TEXTO SELECCIONADO
■ ■ ■ ■ ■ ■ ■

Así debe entenderse también la multiplicación de datos equívocos o derechamente falsos que circulan profusamente por las redes. Tomemos tres de ellos, que el propio Jaime Mañalich desmintió: se acumulan los cadáveres de víctimas del virus en el pasillo de un hospital; hay movimientos anormales de tumbas en el Cementerio General, y, en los últimos meses, tuvimos un crecimiento anormal en el número de fallecidos por problemas respiratorios. El efecto conjunto no es misterioso: se deja entender que habría un enorme montaje digitado por el Ejecutivo para ocultar la magnitud de la tragedia. El mismo gobierno que ha cometido decenas de errores no forzados habría logrado ocultar cientos o miles de cadáveres. Vaya talento escondido.

■ ■ ■ ■ ■ ■ ■

COMPRUEBA LO ENTENDIDO
1 – Indica si cada afirmación coincide con el texto seleccionado y cita las palabras que lo deciden: (a) Jaime Mañalich desmintió los datos mencionados; (b) los movimientos anormales de tumbas ocurrían en un hospital; (c) el gobierno no ha cometido errores.
2 – Según el texto seleccionado, ¿dónde se acumularían los cadáveres de víctimas del virus?
3 – Copia del texto seleccionado todo lo que va desde "Así debe entenderse" hasta "Vaya talento escondido.".
Los registros no intervienen en esta parte.

Entradas de datos almacenadas
■ ■ ■ ■ ■ ■ ■

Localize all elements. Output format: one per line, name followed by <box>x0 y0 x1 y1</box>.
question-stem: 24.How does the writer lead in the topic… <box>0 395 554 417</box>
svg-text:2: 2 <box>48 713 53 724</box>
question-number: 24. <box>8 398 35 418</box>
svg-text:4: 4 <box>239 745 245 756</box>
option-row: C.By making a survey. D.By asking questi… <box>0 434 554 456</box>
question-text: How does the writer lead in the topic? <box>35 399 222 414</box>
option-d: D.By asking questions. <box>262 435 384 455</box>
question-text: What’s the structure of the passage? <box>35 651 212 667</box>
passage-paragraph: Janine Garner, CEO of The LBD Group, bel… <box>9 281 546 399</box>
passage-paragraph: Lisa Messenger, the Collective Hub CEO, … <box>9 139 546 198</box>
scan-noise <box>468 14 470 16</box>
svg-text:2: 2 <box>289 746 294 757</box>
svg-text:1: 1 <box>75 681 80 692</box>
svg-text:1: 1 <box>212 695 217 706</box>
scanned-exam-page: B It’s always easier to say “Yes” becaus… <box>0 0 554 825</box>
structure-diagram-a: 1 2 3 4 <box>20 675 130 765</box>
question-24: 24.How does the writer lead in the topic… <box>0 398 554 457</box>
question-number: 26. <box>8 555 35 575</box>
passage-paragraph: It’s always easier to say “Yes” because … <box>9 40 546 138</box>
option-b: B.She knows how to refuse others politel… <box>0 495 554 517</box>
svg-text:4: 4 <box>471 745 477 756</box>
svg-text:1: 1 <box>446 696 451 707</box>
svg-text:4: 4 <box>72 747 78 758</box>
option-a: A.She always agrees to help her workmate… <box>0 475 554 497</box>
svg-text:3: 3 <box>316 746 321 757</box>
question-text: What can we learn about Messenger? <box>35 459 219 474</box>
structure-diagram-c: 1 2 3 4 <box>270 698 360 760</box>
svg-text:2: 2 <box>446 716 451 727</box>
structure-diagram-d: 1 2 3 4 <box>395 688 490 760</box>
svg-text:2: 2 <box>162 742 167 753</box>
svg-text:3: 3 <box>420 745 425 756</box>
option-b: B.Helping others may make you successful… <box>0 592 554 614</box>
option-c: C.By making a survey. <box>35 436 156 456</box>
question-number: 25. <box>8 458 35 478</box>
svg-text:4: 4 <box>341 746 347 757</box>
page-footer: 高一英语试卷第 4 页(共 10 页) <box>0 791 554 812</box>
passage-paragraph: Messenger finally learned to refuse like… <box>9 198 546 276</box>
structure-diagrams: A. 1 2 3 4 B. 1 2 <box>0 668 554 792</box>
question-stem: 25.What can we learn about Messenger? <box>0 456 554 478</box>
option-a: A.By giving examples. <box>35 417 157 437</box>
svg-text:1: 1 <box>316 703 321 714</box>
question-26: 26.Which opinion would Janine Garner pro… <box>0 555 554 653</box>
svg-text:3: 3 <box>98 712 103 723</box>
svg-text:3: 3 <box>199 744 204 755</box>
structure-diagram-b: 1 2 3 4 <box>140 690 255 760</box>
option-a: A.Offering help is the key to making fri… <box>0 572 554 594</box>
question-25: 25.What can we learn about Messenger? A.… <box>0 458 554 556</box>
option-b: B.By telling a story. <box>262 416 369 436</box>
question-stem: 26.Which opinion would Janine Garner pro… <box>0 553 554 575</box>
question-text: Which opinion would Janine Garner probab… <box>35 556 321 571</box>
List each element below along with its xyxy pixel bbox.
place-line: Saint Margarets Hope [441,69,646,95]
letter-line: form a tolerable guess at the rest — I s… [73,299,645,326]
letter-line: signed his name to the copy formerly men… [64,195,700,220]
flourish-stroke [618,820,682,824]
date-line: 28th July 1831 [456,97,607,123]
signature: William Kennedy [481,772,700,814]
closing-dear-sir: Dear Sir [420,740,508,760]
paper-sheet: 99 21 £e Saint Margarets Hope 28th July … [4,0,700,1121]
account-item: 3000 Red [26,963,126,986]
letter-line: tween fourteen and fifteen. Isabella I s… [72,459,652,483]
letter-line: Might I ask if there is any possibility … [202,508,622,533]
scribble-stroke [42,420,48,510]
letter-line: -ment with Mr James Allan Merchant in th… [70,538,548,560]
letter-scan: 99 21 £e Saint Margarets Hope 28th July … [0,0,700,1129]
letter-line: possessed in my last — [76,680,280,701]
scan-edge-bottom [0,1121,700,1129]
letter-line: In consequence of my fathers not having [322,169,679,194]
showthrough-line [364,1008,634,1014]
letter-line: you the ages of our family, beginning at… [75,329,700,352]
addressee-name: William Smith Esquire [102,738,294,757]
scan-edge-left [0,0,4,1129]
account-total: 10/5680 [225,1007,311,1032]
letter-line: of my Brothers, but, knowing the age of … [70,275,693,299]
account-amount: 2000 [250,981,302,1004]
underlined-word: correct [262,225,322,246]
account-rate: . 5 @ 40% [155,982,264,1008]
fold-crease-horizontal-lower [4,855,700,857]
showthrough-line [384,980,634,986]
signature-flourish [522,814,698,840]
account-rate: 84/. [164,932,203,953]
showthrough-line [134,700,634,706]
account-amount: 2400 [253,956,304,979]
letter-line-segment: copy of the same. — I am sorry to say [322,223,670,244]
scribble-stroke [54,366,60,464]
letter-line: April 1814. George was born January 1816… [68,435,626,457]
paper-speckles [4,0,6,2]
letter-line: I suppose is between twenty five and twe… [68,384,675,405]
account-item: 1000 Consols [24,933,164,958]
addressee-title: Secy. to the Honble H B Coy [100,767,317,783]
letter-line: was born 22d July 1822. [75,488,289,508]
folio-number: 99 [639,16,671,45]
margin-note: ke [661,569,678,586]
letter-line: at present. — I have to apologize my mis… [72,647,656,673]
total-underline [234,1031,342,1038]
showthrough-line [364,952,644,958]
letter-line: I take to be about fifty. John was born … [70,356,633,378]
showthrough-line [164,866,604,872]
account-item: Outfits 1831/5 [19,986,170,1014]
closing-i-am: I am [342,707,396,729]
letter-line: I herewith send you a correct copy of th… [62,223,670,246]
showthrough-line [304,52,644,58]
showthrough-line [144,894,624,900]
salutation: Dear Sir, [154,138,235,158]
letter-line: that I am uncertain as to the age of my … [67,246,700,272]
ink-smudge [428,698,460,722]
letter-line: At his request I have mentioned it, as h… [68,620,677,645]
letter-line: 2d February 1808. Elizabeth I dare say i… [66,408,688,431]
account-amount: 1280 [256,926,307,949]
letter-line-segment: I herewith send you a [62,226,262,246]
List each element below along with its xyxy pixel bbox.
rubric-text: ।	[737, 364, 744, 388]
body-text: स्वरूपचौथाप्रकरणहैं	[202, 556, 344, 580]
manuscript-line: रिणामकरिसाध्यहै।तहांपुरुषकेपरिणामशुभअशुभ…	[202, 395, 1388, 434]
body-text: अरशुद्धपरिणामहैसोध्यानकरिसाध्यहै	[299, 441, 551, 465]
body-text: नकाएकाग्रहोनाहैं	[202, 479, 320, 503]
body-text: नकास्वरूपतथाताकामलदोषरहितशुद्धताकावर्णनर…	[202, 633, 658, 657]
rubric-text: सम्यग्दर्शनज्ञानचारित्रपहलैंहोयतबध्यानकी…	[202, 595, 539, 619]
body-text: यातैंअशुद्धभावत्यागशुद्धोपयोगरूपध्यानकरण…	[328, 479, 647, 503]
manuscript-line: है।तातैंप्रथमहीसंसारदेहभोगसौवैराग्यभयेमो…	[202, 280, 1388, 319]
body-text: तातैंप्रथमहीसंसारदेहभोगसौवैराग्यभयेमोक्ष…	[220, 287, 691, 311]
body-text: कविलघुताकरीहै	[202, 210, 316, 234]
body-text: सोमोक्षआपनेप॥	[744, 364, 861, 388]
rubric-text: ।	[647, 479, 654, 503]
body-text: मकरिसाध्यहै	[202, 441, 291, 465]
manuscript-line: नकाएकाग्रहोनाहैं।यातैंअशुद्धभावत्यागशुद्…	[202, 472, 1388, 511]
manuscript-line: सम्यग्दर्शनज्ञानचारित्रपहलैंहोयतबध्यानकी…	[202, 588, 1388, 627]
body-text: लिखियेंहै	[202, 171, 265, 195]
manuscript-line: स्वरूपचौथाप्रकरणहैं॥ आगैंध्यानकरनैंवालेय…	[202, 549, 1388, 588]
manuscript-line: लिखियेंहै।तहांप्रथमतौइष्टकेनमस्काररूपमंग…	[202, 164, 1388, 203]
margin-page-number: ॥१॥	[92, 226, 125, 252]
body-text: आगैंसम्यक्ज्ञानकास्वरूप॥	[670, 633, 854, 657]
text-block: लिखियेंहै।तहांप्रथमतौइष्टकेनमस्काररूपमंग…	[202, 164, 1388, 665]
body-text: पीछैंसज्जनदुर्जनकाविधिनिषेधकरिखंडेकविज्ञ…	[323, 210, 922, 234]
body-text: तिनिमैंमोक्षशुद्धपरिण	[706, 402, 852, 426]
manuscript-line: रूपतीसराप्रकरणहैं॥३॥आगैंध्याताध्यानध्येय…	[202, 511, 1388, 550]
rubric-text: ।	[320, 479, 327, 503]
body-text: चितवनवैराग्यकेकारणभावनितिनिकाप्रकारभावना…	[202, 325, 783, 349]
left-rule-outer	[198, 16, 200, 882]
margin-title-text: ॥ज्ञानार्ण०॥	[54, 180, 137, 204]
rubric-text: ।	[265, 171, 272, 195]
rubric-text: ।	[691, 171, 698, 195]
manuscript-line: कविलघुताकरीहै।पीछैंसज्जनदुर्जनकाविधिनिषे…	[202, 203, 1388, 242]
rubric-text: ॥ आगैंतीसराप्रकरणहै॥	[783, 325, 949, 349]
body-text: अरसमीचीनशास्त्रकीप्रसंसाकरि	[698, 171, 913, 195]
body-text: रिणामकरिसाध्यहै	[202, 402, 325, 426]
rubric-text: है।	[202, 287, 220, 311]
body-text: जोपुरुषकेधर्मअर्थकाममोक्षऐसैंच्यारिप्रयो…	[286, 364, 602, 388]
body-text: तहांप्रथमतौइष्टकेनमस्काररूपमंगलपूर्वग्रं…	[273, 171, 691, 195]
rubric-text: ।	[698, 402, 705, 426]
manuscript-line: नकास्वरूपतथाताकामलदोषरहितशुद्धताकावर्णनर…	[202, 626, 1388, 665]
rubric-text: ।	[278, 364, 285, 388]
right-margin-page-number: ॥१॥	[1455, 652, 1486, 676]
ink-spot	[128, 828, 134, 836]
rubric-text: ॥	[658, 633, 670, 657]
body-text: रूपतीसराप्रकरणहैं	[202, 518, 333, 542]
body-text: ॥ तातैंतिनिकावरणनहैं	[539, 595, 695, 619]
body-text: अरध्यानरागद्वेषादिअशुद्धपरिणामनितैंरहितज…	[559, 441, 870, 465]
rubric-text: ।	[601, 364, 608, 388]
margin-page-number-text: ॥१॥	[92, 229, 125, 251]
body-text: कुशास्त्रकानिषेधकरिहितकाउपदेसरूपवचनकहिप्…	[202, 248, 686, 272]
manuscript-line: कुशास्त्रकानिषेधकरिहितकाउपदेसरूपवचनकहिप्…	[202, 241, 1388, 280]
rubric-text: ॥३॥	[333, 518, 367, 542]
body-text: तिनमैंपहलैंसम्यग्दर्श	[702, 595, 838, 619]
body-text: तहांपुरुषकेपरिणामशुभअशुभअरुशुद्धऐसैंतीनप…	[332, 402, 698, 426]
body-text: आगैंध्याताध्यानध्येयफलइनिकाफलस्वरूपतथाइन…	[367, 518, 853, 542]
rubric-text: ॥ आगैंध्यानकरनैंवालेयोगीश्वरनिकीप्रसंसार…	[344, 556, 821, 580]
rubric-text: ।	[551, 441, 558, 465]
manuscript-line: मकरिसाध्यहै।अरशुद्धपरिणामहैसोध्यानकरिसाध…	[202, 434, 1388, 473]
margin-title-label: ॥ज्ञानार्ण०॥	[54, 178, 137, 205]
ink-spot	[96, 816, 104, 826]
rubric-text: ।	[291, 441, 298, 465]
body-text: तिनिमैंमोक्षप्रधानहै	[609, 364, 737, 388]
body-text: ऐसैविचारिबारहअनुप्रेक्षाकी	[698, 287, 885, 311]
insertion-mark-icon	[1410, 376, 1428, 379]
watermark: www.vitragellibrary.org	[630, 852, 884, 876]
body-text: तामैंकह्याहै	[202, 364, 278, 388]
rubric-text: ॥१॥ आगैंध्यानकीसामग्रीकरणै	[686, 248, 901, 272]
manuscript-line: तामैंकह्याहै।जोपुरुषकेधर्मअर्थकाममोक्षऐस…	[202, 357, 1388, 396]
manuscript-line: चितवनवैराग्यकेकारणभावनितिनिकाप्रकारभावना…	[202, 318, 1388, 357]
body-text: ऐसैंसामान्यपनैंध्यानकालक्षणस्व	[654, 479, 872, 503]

■ ■ ■ ■ ■ ■ ■

RESPUESTAS POR TAREA
1 –
(a) Sí: "que el propio Jaime Mañalich desmintió".
(b) No: "hay movimientos anormales de tumbas en el Cementerio General".
(c) No: "El mismo gobierno que ha cometido decenas de errores no forzados".

2 – En el pasillo de un hospital.

3 –
Así debe entenderse también la multiplicación de datos equívocos o derechamente falsos que circulan profusamente por las redes. Tomemos tres de ellos, que el propio Jaime Mañalich desmintió: se acumulan los cadáveres de víctimas del virus en el pasillo de un hospital; hay movimientos anormales de tumbas en el Cementerio General, y, en los últimos meses, tuvimos un crecimiento anormal en el número de fallecidos por problemas respiratorios. El efecto conjunto no es misterioso: se deja entender que habría un enorme montaje digitado por el Ejecutivo para ocultar la magnitud de la tragedia. El mismo gobierno que ha cometido decenas de errores no forzados habría logrado ocultar cientos o miles de cadáveres. Vaya talento escondido.